◆ Materials provided ◆
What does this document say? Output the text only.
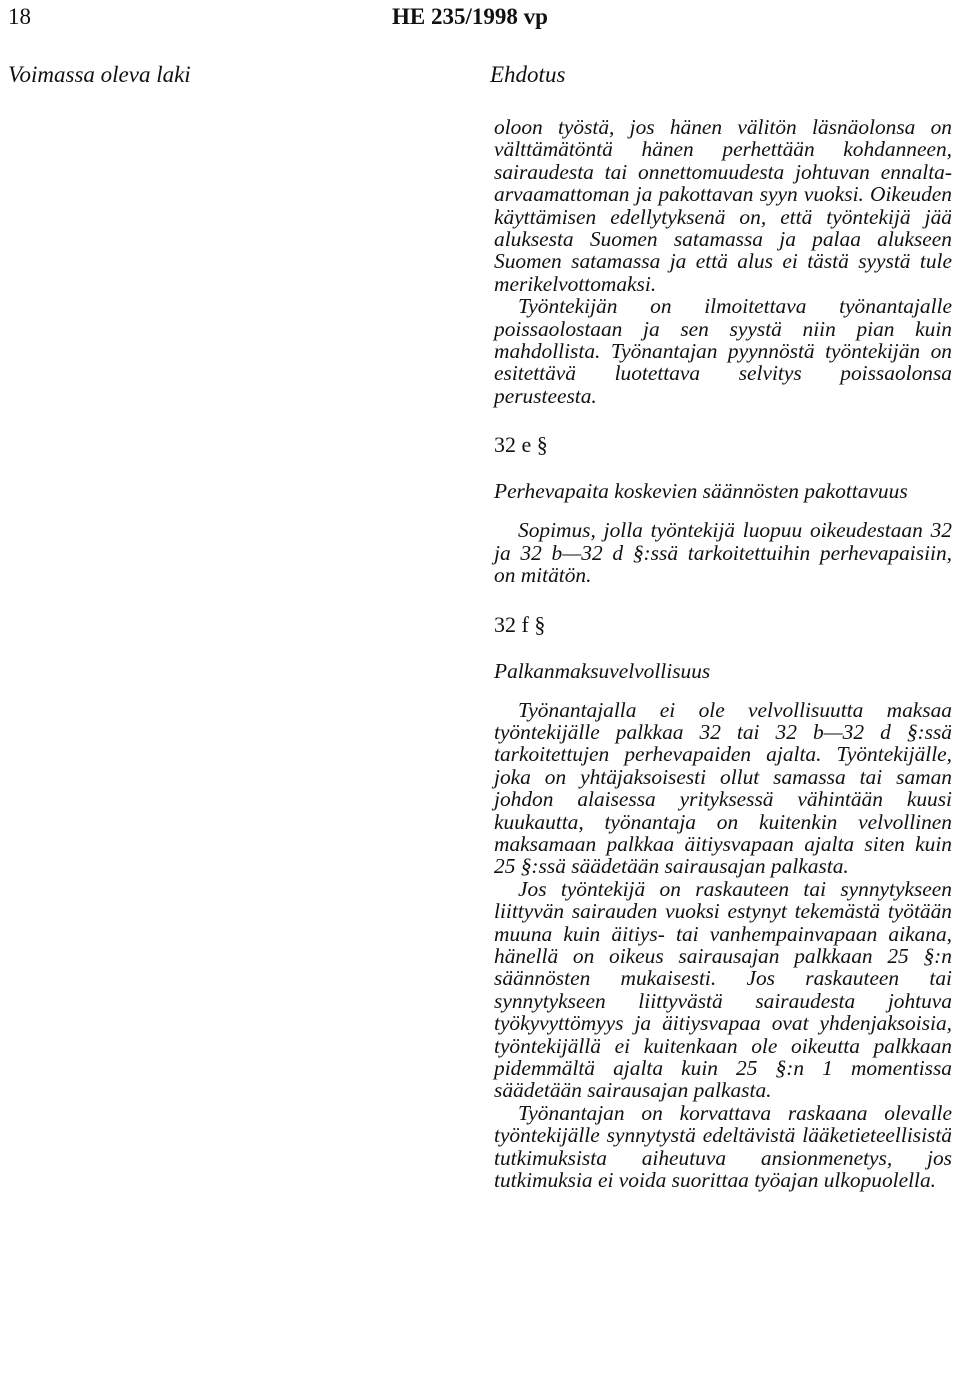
18	HE 235/1998 vp
Voimassa oleva laki	Ehdotus

oloon työstä, jos hänen välitön läsnäolonsa on välttämätöntä hänen perhettään kohdanneen, sairaudesta tai onnettomuudesta johtuvan ennalta-arvaamattoman ja pakottavan syyn vuoksi. Oikeuden käyttämisen edellytyksenä on, että työntekijä jää aluksesta Suomen satamassa ja palaa alukseen Suomen satamassa ja että alus ei tästä syystä tule merikelvottomaksi.

Työntekijän on ilmoitettava työnantajalle poissaolostaan ja sen syystä niin pian kuin mahdollista. Työnantajan pyynnöstä työntekijän on esitettävä luotettava selvitys poissaolonsa perusteesta.

32 e §

Perhevapaita koskevien säännösten pakottavuus

Sopimus, jolla työntekijä luopuu oikeudestaan 32 ja 32 b—32 d §:ssä tarkoitettuihin perhevapaisiin, on mitätön.

32 f §

Palkanmaksuvelvollisuus

Työnantajalla ei ole velvollisuutta maksaa työntekijälle palkkaa 32 tai 32 b—32 d §:ssä tarkoitettujen perhevapaiden ajalta. Työntekijälle, joka on yhtäjaksoisesti ollut samassa tai saman johdon alaisessa yrityksessä vähintään kuusi kuukautta, työnantaja on kuitenkin velvollinen maksamaan palkkaa äitiysvapaan ajalta siten kuin 25 §:ssä säädetään sairausajan palkasta.

Jos työntekijä on raskauteen tai synnytykseen liittyvän sairauden vuoksi estynyt tekemästä työtään muuna kuin äitiys- tai vanhempainvapaan aikana, hänellä on oikeus sairausajan palkkaan 25 §:n säännösten mukaisesti. Jos raskauteen tai synnytykseen liittyvästä sairaudesta johtuva työkyvyttömyys ja äitiysvapaa ovat yhdenjaksoisia, työntekijällä ei kuitenkaan ole oikeutta palkkaan pidemmältä ajalta kuin 25 §:n 1 momentissa säädetään sairausajan palkasta.

Työnantajan on korvattava raskaana olevalle työntekijälle synnytystä edeltävistä lääketieteellisistä tutkimuksista aiheutuva ansionmenetys, jos tutkimuksia ei voida suorittaa työajan ulkopuolella.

◆ Job ◆
Reproduce the material in full, word for word, and omit the pictures.

◆ Exercise output ◆
What does this document say? Output the text only.
18	HE 235/1998 vp
Voimassa oleva laki	Ehdotus

oloon työstä, jos hänen välitön läsnäolonsa on välttämätöntä hänen perhettään kohdanneen, sairaudesta tai onnettomuudesta johtuvan ennalta-arvaamattoman ja pakottavan syyn vuoksi. Oikeuden käyttämisen edellytyksenä on, että työntekijä jää aluksesta Suomen satamassa ja palaa alukseen Suomen satamassa ja että alus ei tästä syystä tule merikelvottomaksi.

Työntekijän on ilmoitettava työnantajalle poissaolostaan ja sen syystä niin pian kuin mahdollista. Työnantajan pyynnöstä työntekijän on esitettävä luotettava selvitys poissaolonsa perusteesta.

32 e §

Perhevapaita koskevien säännösten pakottavuus

Sopimus, jolla työntekijä luopuu oikeudestaan 32 ja 32 b—32 d §:ssä tarkoitettuihin perhevapaisiin, on mitätön.

32 f §

Palkanmaksuvelvollisuus

Työnantajalla ei ole velvollisuutta maksaa työntekijälle palkkaa 32 tai 32 b—32 d §:ssä tarkoitettujen perhevapaiden ajalta. Työntekijälle, joka on yhtäjaksoisesti ollut samassa tai saman johdon alaisessa yrityksessä vähintään kuusi kuukautta, työnantaja on kuitenkin velvollinen maksamaan palkkaa äitiysvapaan ajalta siten kuin 25 §:ssä säädetään sairausajan palkasta.

Jos työntekijä on raskauteen tai synnytykseen liittyvän sairauden vuoksi estynyt tekemästä työtään muuna kuin äitiys- tai vanhempainvapaan aikana, hänellä on oikeus sairausajan palkkaan 25 §:n säännösten mukaisesti. Jos raskauteen tai synnytykseen liittyvästä sairaudesta johtuva työkyvyttömyys ja äitiysvapaa ovat yhdenjaksoisia, työntekijällä ei kuitenkaan ole oikeutta palkkaan pidemmältä ajalta kuin 25 §:n 1 momentissa säädetään sairausajan palkasta.

Työnantajan on korvattava raskaana olevalle työntekijälle synnytystä edeltävistä lääketieteellisistä tutkimuksista aiheutuva ansionmenetys, jos tutkimuksia ei voida suorittaa työajan ulkopuolella.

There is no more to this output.